## Objective
Copy every entry exactly.

## Exercise inputs
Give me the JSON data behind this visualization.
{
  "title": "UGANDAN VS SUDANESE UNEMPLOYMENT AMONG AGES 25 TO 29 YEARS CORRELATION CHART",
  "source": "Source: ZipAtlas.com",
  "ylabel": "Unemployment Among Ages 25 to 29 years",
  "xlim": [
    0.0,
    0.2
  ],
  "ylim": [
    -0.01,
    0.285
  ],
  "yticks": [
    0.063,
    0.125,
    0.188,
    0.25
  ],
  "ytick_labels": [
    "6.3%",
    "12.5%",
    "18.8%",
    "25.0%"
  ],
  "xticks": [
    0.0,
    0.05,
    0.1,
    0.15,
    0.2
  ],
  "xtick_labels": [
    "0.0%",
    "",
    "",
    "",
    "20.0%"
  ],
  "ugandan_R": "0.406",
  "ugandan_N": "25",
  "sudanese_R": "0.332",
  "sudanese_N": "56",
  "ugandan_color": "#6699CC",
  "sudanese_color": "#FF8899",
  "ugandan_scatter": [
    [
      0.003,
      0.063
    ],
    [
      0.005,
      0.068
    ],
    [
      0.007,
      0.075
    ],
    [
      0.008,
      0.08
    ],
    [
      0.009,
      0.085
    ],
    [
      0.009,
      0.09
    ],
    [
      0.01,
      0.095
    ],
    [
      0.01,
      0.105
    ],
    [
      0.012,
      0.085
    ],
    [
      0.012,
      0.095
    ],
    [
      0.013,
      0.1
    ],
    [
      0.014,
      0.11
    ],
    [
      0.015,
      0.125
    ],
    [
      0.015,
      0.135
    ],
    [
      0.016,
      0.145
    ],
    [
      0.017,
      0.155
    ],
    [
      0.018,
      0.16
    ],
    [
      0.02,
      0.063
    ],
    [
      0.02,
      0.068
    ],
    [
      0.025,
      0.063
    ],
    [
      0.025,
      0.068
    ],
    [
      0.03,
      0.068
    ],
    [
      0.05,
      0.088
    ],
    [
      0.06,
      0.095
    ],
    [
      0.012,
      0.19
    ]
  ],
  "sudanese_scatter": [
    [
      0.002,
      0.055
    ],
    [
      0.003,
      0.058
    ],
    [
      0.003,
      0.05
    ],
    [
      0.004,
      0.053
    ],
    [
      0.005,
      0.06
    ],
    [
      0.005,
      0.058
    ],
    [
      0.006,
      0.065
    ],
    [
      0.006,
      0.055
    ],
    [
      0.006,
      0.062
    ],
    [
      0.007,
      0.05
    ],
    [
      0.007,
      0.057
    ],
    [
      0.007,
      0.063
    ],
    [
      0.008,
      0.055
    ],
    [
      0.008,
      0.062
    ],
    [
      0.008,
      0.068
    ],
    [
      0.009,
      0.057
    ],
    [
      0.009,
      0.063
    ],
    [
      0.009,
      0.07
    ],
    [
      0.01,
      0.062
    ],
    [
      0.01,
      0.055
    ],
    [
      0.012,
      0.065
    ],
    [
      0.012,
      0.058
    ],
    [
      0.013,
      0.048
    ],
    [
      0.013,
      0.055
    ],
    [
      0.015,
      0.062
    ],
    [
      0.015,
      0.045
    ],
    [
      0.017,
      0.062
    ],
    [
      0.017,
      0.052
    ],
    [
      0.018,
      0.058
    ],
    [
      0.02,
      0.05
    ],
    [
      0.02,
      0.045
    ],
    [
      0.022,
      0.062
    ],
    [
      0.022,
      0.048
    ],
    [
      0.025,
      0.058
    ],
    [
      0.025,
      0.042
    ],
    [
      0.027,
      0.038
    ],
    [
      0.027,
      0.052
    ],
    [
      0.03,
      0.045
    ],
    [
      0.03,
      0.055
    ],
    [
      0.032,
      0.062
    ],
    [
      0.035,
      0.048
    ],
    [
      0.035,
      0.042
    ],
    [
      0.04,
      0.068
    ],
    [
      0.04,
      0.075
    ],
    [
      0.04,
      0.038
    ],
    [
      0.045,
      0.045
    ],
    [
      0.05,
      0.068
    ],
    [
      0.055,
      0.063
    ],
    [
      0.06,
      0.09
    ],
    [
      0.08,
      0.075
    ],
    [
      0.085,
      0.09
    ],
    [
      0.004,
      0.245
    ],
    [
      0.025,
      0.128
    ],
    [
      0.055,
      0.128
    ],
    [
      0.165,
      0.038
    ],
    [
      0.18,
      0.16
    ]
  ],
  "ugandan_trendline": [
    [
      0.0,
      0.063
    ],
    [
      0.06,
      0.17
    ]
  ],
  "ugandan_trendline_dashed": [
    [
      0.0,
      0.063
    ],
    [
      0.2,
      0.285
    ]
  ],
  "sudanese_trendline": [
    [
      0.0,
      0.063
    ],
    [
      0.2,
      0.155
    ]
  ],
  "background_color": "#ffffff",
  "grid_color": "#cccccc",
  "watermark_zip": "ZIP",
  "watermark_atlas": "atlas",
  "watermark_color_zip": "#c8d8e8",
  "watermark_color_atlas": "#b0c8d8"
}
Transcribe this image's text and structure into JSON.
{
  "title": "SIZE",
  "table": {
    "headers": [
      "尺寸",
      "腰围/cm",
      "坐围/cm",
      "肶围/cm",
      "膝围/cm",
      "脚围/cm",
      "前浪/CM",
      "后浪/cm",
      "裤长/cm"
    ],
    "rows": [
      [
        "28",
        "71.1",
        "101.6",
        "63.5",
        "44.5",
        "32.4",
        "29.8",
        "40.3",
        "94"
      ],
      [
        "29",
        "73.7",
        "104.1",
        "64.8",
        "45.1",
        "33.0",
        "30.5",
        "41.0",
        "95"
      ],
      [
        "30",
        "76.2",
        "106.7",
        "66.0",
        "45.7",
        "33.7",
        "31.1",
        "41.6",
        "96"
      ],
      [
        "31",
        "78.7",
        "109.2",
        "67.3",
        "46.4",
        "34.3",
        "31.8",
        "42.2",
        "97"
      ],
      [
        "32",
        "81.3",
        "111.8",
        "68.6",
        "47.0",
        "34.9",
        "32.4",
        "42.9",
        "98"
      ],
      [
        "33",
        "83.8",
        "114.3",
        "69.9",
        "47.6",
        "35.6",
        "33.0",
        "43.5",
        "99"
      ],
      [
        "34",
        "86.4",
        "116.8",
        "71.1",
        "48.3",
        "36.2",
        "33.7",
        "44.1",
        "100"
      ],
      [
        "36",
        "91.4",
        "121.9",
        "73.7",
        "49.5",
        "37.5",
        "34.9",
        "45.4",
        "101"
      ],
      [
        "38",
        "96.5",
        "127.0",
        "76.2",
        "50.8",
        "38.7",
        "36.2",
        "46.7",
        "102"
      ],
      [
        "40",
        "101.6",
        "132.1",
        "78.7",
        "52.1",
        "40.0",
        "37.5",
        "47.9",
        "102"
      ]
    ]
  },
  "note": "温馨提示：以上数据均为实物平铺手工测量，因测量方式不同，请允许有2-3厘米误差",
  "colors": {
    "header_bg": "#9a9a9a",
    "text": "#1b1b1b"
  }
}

## Exercise output
Give me the JSON data behind this visualization.
{
  "title": "UGANDAN VS SUDANESE UNEMPLOYMENT AMONG AGES 25 TO 29 YEARS CORRELATION CHART",
  "source": "Source: ZipAtlas.com",
  "ylabel": "Unemployment Among Ages 25 to 29 years",
  "xlim": [
    0.0,
    0.2
  ],
  "ylim": [
    -0.01,
    0.285
  ],
  "yticks": [
    0.063,
    0.125,
    0.188,
    0.25
  ],
  "ytick_labels": [
    "6.3%",
    "12.5%",
    "18.8%",
    "25.0%"
  ],
  "xticks": [
    0.0,
    0.05,
    0.1,
    0.15,
    0.2
  ],
  "xtick_labels": [
    "0.0%",
    "",
    "",
    "",
    "20.0%"
  ],
  "ugandan_R": "0.406",
  "ugandan_N": "25",
  "sudanese_R": "0.332",
  "sudanese_N": "56",
  "ugandan_color": "#6699CC",
  "sudanese_color": "#FF8899",
  "ugandan_scatter": [
    [
      0.003,
      0.063
    ],
    [
      0.005,
      0.068
    ],
    [
      0.007,
      0.075
    ],
    [
      0.008,
      0.08
    ],
    [
      0.009,
      0.085
    ],
    [
      0.009,
      0.09
    ],
    [
      0.01,
      0.095
    ],
    [
      0.01,
      0.105
    ],
    [
      0.012,
      0.085
    ],
    [
      0.012,
      0.095
    ],
    [
      0.013,
      0.1
    ],
    [
      0.014,
      0.11
    ],
    [
      0.015,
      0.125
    ],
    [
      0.015,
      0.135
    ],
    [
      0.016,
      0.145
    ],
    [
      0.017,
      0.155
    ],
    [
      0.018,
      0.16
    ],
    [
      0.02,
      0.063
    ],
    [
      0.02,
      0.068
    ],
    [
      0.025,
      0.063
    ],
    [
      0.025,
      0.068
    ],
    [
      0.03,
      0.068
    ],
    [
      0.05,
      0.088
    ],
    [
      0.06,
      0.095
    ],
    [
      0.012,
      0.19
    ]
  ],
  "sudanese_scatter": [
    [
      0.002,
      0.055
    ],
    [
      0.003,
      0.058
    ],
    [
      0.003,
      0.05
    ],
    [
      0.004,
      0.053
    ],
    [
      0.005,
      0.06
    ],
    [
      0.005,
      0.058
    ],
    [
      0.006,
      0.065
    ],
    [
      0.006,
      0.055
    ],
    [
      0.006,
      0.062
    ],
    [
      0.007,
      0.05
    ],
    [
      0.007,
      0.057
    ],
    [
      0.007,
      0.063
    ],
    [
      0.008,
      0.055
    ],
    [
      0.008,
      0.062
    ],
    [
      0.008,
      0.068
    ],
    [
      0.009,
      0.057
    ],
    [
      0.009,
      0.063
    ],
    [
      0.009,
      0.07
    ],
    [
      0.01,
      0.062
    ],
    [
      0.01,
      0.055
    ],
    [
      0.012,
      0.065
    ],
    [
      0.012,
      0.058
    ],
    [
      0.013,
      0.048
    ],
    [
      0.013,
      0.055
    ],
    [
      0.015,
      0.062
    ],
    [
      0.015,
      0.045
    ],
    [
      0.017,
      0.062
    ],
    [
      0.017,
      0.052
    ],
    [
      0.018,
      0.058
    ],
    [
      0.02,
      0.05
    ],
    [
      0.02,
      0.045
    ],
    [
      0.022,
      0.062
    ],
    [
      0.022,
      0.048
    ],
    [
      0.025,
      0.058
    ],
    [
      0.025,
      0.042
    ],
    [
      0.027,
      0.038
    ],
    [
      0.027,
      0.052
    ],
    [
      0.03,
      0.045
    ],
    [
      0.03,
      0.055
    ],
    [
      0.032,
      0.062
    ],
    [
      0.035,
      0.048
    ],
    [
      0.035,
      0.042
    ],
    [
      0.04,
      0.068
    ],
    [
      0.04,
      0.075
    ],
    [
      0.04,
      0.038
    ],
    [
      0.045,
      0.045
    ],
    [
      0.05,
      0.068
    ],
    [
      0.055,
      0.063
    ],
    [
      0.06,
      0.09
    ],
    [
      0.08,
      0.075
    ],
    [
      0.085,
      0.09
    ],
    [
      0.004,
      0.245
    ],
    [
      0.025,
      0.128
    ],
    [
      0.055,
      0.128
    ],
    [
      0.165,
      0.038
    ],
    [
      0.18,
      0.16
    ]
  ],
  "ugandan_trendline": [
    [
      0.0,
      0.063
    ],
    [
      0.06,
      0.17
    ]
  ],
  "ugandan_trendline_dashed": [
    [
      0.0,
      0.063
    ],
    [
      0.2,
      0.285
    ]
  ],
  "sudanese_trendline": [
    [
      0.0,
      0.063
    ],
    [
      0.2,
      0.155
    ]
  ],
  "background_color": "#ffffff",
  "grid_color": "#cccccc",
  "watermark_zip": "ZIP",
  "watermark_atlas": "atlas",
  "watermark_color_zip": "#c8d8e8",
  "watermark_color_atlas": "#b0c8d8"
}
Transcribe this image's text and structure into JSON.
{
  "title": "SIZE",
  "table": {
    "headers": [
      "尺寸",
      "腰围/cm",
      "坐围/cm",
      "肶围/cm",
      "膝围/cm",
      "脚围/cm",
      "前浪/CM",
      "后浪/cm",
      "裤长/cm"
    ],
    "rows": [
      [
        "28",
        "71.1",
        "101.6",
        "63.5",
        "44.5",
        "32.4",
        "29.8",
        "40.3",
        "94"
      ],
      [
        "29",
        "73.7",
        "104.1",
        "64.8",
        "45.1",
        "33.0",
        "30.5",
        "41.0",
        "95"
      ],
      [
        "30",
        "76.2",
        "106.7",
        "66.0",
        "45.7",
        "33.7",
        "31.1",
        "41.6",
        "96"
      ],
      [
        "31",
        "78.7",
        "109.2",
        "67.3",
        "46.4",
        "34.3",
        "31.8",
        "42.2",
        "97"
      ],
      [
        "32",
        "81.3",
        "111.8",
        "68.6",
        "47.0",
        "34.9",
        "32.4",
        "42.9",
        "98"
      ],
      [
        "33",
        "83.8",
        "114.3",
        "69.9",
        "47.6",
        "35.6",
        "33.0",
        "43.5",
        "99"
      ],
      [
        "34",
        "86.4",
        "116.8",
        "71.1",
        "48.3",
        "36.2",
        "33.7",
        "44.1",
        "100"
      ],
      [
        "36",
        "91.4",
        "121.9",
        "73.7",
        "49.5",
        "37.5",
        "34.9",
        "45.4",
        "101"
      ],
      [
        "38",
        "96.5",
        "127.0",
        "76.2",
        "50.8",
        "38.7",
        "36.2",
        "46.7",
        "102"
      ],
      [
        "40",
        "101.6",
        "132.1",
        "78.7",
        "52.1",
        "40.0",
        "37.5",
        "47.9",
        "102"
      ]
    ]
  },
  "note": "温馨提示：以上数据均为实物平铺手工测量，因测量方式不同，请允许有2-3厘米误差",
  "colors": {
    "header_bg": "#9a9a9a",
    "text": "#1b1b1b"
  }
}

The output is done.